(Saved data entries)
********
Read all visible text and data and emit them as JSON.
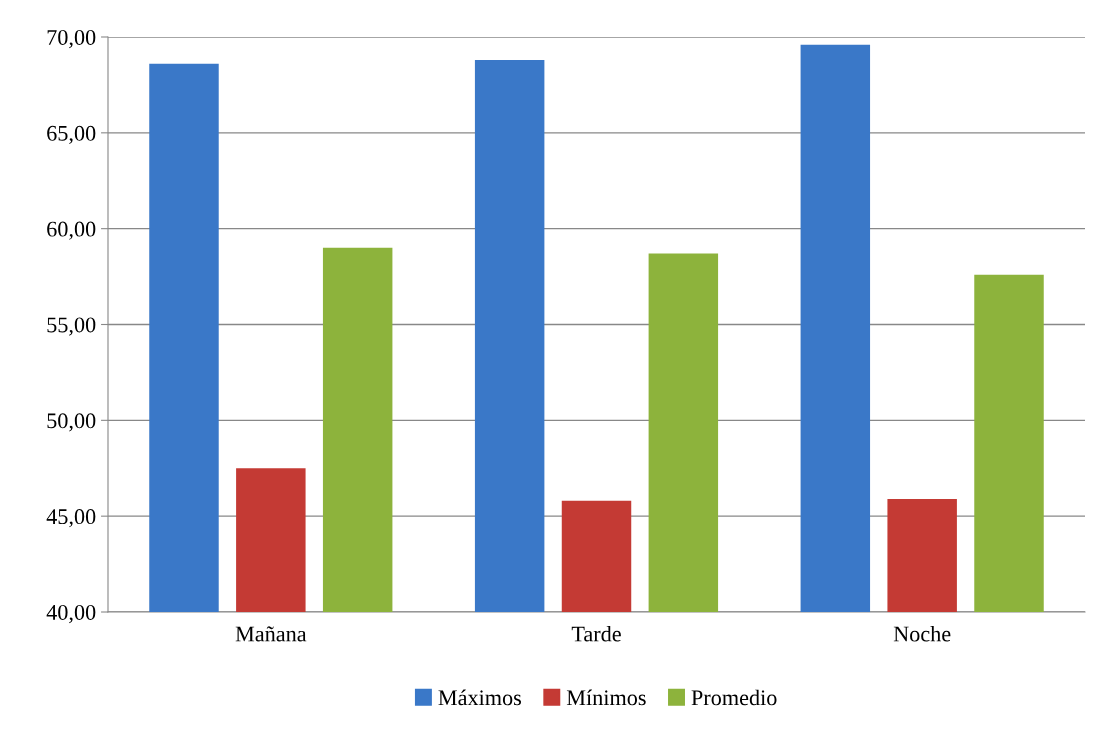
{
  "chart_data": {
    "type": "bar",
    "categories": [
      "Mañana",
      "Tarde",
      "Noche"
    ],
    "series": [
      {
        "name": "Máximos",
        "color": "#3a78c8",
        "values": [
          68.6,
          68.8,
          69.6
        ]
      },
      {
        "name": "Mínimos",
        "color": "#c43a34",
        "values": [
          47.5,
          45.8,
          45.9
        ]
      },
      {
        "name": "Promedio",
        "color": "#8db33c",
        "values": [
          59.0,
          58.7,
          57.6
        ]
      }
    ],
    "ylim": [
      40,
      70
    ],
    "yticks": [
      {
        "value": 40,
        "label": "40,00"
      },
      {
        "value": 45,
        "label": "45,00"
      },
      {
        "value": 50,
        "label": "50,00"
      },
      {
        "value": 55,
        "label": "55,00"
      },
      {
        "value": 60,
        "label": "60,00"
      },
      {
        "value": 65,
        "label": "65,00"
      },
      {
        "value": 70,
        "label": "70,00"
      }
    ],
    "grid": "y",
    "legend": "bottom"
  }
}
********
State how many lines of the entries above include the word "color", offering no text other than the number.

Output for this exercise: 3